#### TASK OBJECTIVE:
Reproduce each line exactly.

#### PROVIDED RECORDS:

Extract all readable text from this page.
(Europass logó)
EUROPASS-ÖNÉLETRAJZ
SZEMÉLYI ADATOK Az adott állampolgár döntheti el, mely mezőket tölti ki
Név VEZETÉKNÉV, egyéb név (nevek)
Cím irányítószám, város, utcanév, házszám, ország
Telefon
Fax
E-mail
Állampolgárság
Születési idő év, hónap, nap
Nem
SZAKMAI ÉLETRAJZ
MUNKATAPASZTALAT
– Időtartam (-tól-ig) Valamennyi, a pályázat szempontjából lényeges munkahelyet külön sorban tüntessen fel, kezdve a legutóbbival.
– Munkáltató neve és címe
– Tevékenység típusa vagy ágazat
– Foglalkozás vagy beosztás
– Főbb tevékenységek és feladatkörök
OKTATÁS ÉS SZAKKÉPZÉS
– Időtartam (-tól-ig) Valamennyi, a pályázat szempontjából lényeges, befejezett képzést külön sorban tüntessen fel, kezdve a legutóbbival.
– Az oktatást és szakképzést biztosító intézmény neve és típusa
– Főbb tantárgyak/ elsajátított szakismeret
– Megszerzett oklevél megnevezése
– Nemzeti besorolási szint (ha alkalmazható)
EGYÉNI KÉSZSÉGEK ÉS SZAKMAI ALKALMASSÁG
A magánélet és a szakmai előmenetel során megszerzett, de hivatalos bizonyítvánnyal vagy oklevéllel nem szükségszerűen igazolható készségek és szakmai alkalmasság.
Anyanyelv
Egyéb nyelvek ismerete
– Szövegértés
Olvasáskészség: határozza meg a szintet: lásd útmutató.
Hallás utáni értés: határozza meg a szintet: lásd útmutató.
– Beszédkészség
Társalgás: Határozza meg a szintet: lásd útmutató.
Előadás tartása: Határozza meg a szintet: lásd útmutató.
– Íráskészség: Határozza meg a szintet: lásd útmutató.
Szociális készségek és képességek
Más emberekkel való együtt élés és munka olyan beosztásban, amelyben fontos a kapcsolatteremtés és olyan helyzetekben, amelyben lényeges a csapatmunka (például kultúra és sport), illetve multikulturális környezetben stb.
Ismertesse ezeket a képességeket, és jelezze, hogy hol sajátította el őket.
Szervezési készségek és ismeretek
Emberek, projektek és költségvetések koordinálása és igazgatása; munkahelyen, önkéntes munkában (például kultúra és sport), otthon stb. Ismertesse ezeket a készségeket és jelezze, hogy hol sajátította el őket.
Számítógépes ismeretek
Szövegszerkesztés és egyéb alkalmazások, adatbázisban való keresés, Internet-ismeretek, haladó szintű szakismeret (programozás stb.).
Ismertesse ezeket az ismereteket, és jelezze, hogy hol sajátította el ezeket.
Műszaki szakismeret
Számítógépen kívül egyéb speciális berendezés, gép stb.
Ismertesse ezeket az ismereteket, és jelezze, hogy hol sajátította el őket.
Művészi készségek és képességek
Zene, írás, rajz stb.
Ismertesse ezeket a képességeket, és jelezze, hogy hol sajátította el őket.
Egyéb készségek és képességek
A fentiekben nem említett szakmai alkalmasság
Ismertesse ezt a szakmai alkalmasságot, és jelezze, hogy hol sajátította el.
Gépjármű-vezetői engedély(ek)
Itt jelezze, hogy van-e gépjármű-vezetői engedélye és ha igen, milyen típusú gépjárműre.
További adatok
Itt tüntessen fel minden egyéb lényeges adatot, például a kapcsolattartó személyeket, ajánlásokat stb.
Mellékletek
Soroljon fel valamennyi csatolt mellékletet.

#### THE COMPLETED TASK:
Extract all readable text from this page.
(Europass logó)
EUROPASS-ÖNÉLETRAJZ
SZEMÉLYI ADATOK Az adott állampolgár döntheti el, mely mezőket tölti ki
Név VEZETÉKNÉV, egyéb név (nevek)
Cím irányítószám, város, utcanév, házszám, ország
Telefon
Fax
E-mail
Állampolgárság
Születési idő év, hónap, nap
Nem
SZAKMAI ÉLETRAJZ
MUNKATAPASZTALAT
– Időtartam (-tól-ig) Valamennyi, a pályázat szempontjából lényeges munkahelyet külön sorban tüntessen fel, kezdve a legutóbbival.
– Munkáltató neve és címe
– Tevékenység típusa vagy ágazat
– Foglalkozás vagy beosztás
– Főbb tevékenységek és feladatkörök
OKTATÁS ÉS SZAKKÉPZÉS
– Időtartam (-tól-ig) Valamennyi, a pályázat szempontjából lényeges, befejezett képzést külön sorban tüntessen fel, kezdve a legutóbbival.
– Az oktatást és szakképzést biztosító intézmény neve és típusa
– Főbb tantárgyak/ elsajátított szakismeret
– Megszerzett oklevél megnevezése
– Nemzeti besorolási szint (ha alkalmazható)
EGYÉNI KÉSZSÉGEK ÉS SZAKMAI ALKALMASSÁG
A magánélet és a szakmai előmenetel során megszerzett, de hivatalos bizonyítvánnyal vagy oklevéllel nem szükségszerűen igazolható készségek és szakmai alkalmasság.
Anyanyelv
Egyéb nyelvek ismerete
– Szövegértés
Olvasáskészség: határozza meg a szintet: lásd útmutató.
Hallás utáni értés: határozza meg a szintet: lásd útmutató.
– Beszédkészség
Társalgás: Határozza meg a szintet: lásd útmutató.
Előadás tartása: Határozza meg a szintet: lásd útmutató.
– Íráskészség: Határozza meg a szintet: lásd útmutató.
Szociális készségek és képességek
Más emberekkel való együtt élés és munka olyan beosztásban, amelyben fontos a kapcsolatteremtés és olyan helyzetekben, amelyben lényeges a csapatmunka (például kultúra és sport), illetve multikulturális környezetben stb.
Ismertesse ezeket a képességeket, és jelezze, hogy hol sajátította el őket.
Szervezési készségek és ismeretek
Emberek, projektek és költségvetések koordinálása és igazgatása; munkahelyen, önkéntes munkában (például kultúra és sport), otthon stb. Ismertesse ezeket a készségeket és jelezze, hogy hol sajátította el őket.
Számítógépes ismeretek
Szövegszerkesztés és egyéb alkalmazások, adatbázisban való keresés, Internet-ismeretek, haladó szintű szakismeret (programozás stb.).
Ismertesse ezeket az ismereteket, és jelezze, hogy hol sajátította el ezeket.
Műszaki szakismeret
Számítógépen kívül egyéb speciális berendezés, gép stb.
Ismertesse ezeket az ismereteket, és jelezze, hogy hol sajátította el őket.
Művészi készségek és képességek
Zene, írás, rajz stb.
Ismertesse ezeket a képességeket, és jelezze, hogy hol sajátította el őket.
Egyéb készségek és képességek
A fentiekben nem említett szakmai alkalmasság
Ismertesse ezt a szakmai alkalmasságot, és jelezze, hogy hol sajátította el.
Gépjármű-vezetői engedély(ek)
Itt jelezze, hogy van-e gépjármű-vezetői engedélye és ha igen, milyen típusú gépjárműre.
További adatok
Itt tüntessen fel minden egyéb lényeges adatot, például a kapcsolattartó személyeket, ajánlásokat stb.
Mellékletek
Soroljon fel valamennyi csatolt mellékletet.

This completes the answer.